TO BE DONE —
1. Answer these from the radio review about John Lennon:
(a) On what date, at what time and on which station was the programme broadcast?
(b) With whom was Lennon having dinner when he took his first acid trip?
(c) Whose books does the review set against Lennon's nonsense books?
2. Name every person the Lennon radio review identifies by name.
3. Continue the review of the John Lennon radio programme from its final sentence.

GIVEN TEXT —
>> START

An Archive on 4 programme to mark John Lennon’s 75th birthday (3 October, 8pm, BBC Radio 4) used his music and the man talking. Lennon gave many revealing radio interviews between 1962 and 1980 – excerpts were used here, filleted and shaped so you heard him over the years sounding less furious, less defensive about Yoko, less likely to have a go at the Beatles, less convinced he’d been silenced by the band or couldn’t do anything politically for fear of being mocked. The savage edge for the most part in abeyance.
“We were going crackers,” he confesses, a grin in his voice, galloping on about his first acid trip, at a dinner party with his dentist, and being so helplessly amusing about it, so giddy and up-welling (“George somehow or other managed to drive us home in his Mini but we were going about ten miles an hour but it seemed like a thousand . . . And Pattie was saying, ‘Let’s jump out and play football . . .’”), you heard him for the supreme monologuist he was. A talker who couldn’t stop himself, very clearly the guy who wrote the two nonsense books in a matter of minutes. It brought you back to the unworked, off-the-top-of-the-head creativity of those books; Lennon was a brilliant surreal artist. Set the books against Spike Milligan’s and it becomes clear that Lennon was the more natural comedian. He showed such fluency.

>> END

DATASET CONTENT —

>> START

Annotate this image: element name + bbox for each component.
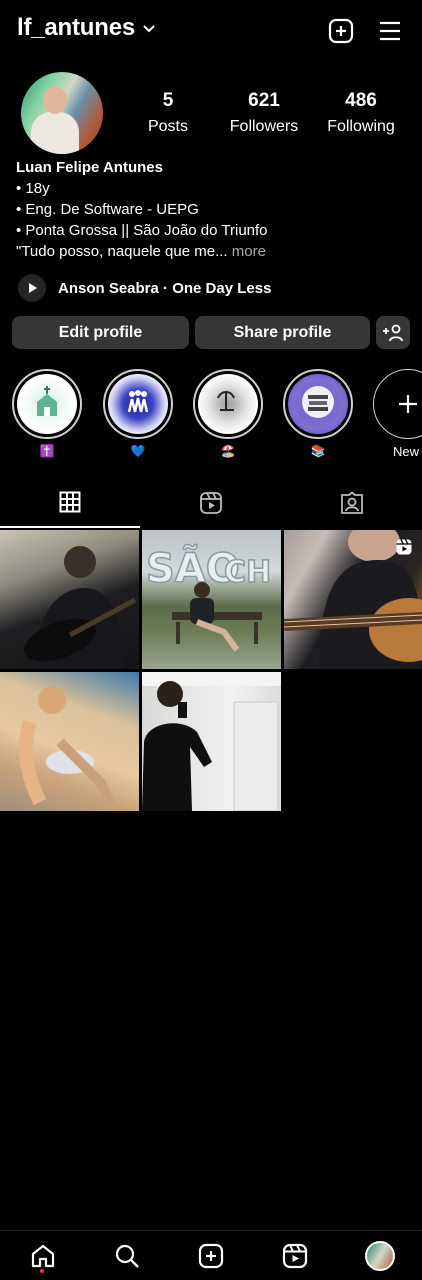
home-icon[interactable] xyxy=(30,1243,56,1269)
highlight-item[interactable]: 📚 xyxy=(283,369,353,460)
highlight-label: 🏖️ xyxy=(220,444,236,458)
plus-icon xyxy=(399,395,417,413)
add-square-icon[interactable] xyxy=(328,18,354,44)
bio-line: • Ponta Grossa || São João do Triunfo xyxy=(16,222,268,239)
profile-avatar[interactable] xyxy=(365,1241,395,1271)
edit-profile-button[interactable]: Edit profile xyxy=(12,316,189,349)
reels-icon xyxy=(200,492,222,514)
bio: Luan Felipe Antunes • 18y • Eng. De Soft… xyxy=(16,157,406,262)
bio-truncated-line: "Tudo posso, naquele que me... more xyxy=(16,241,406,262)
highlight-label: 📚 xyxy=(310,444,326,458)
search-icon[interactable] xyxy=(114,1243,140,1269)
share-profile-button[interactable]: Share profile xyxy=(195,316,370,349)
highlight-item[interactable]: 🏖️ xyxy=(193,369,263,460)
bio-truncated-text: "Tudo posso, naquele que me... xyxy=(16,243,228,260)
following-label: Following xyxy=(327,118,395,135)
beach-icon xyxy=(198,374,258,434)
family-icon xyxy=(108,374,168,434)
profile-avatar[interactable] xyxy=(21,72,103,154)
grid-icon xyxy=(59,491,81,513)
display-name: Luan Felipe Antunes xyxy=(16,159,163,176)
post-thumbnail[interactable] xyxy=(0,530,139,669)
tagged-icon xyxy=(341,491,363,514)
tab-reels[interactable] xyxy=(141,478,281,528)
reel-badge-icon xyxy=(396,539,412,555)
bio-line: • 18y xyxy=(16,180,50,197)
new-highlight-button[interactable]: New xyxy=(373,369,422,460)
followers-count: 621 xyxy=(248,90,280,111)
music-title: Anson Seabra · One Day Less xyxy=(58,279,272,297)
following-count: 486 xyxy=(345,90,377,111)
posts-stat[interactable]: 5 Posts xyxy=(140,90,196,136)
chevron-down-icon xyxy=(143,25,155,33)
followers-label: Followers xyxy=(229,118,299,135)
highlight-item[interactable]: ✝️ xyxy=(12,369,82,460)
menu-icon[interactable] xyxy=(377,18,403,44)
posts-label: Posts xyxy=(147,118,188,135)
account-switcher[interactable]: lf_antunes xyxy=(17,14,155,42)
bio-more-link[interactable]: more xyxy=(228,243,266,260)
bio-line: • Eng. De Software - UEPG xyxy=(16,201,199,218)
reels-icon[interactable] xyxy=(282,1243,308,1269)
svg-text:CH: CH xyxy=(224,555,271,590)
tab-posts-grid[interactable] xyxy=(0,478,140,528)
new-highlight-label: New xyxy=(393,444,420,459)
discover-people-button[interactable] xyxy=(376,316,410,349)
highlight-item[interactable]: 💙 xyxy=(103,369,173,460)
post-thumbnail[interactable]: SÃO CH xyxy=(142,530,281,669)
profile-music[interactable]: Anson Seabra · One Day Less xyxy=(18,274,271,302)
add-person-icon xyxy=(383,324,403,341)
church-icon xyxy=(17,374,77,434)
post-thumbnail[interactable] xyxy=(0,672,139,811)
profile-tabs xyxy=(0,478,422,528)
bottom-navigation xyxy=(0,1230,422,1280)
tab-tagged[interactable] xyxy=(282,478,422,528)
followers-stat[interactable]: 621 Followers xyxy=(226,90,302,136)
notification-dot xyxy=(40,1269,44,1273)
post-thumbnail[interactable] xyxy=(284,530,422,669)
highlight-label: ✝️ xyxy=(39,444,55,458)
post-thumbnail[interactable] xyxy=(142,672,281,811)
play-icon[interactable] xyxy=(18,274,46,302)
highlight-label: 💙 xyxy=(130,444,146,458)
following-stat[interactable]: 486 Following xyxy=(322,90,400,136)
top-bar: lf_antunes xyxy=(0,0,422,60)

>> END

ANSWERS FOR THE TASKS —
1.
(a) 3 October, 8pm, BBC Radio 4
(b) His dentist
(c) Spike Milligan's

2. John Lennon, Yoko, George, Pattie, Spike Milligan

3.
Memorably, Lennon mentioned Dylan a couple of times in the show, hinting at Bob’s “delusions of grandeur” in the thick poetry of his lyrics. “Simple English,” he shrugged slyly of the kind of music he preferred. “Make it rhyme, and put a beat behind it.”
And although it’s true that nobody (still!) can challenge Lennon’s direct expressiveness (“Imagine there’s no countries”; “If you don’t take her out tonight/She’s gonna change her mind”; “Father, you left me”), like most people fascinated with their own talent, he was slightly skewed in his self-analysis. “I just knocked it off,” he glooms. “All these songs just came out of me.” His lyrics are straight but not simple, the work creating deep, inarticulate feelings: “And when I awoke I was alone, this bird had flown.” Where Dylan fits 45 words into a six-word line, Lennon could be sorcerously expansive, working with long lines of melody, like Chopin. Which the songs played in this blissful hour proved time and again.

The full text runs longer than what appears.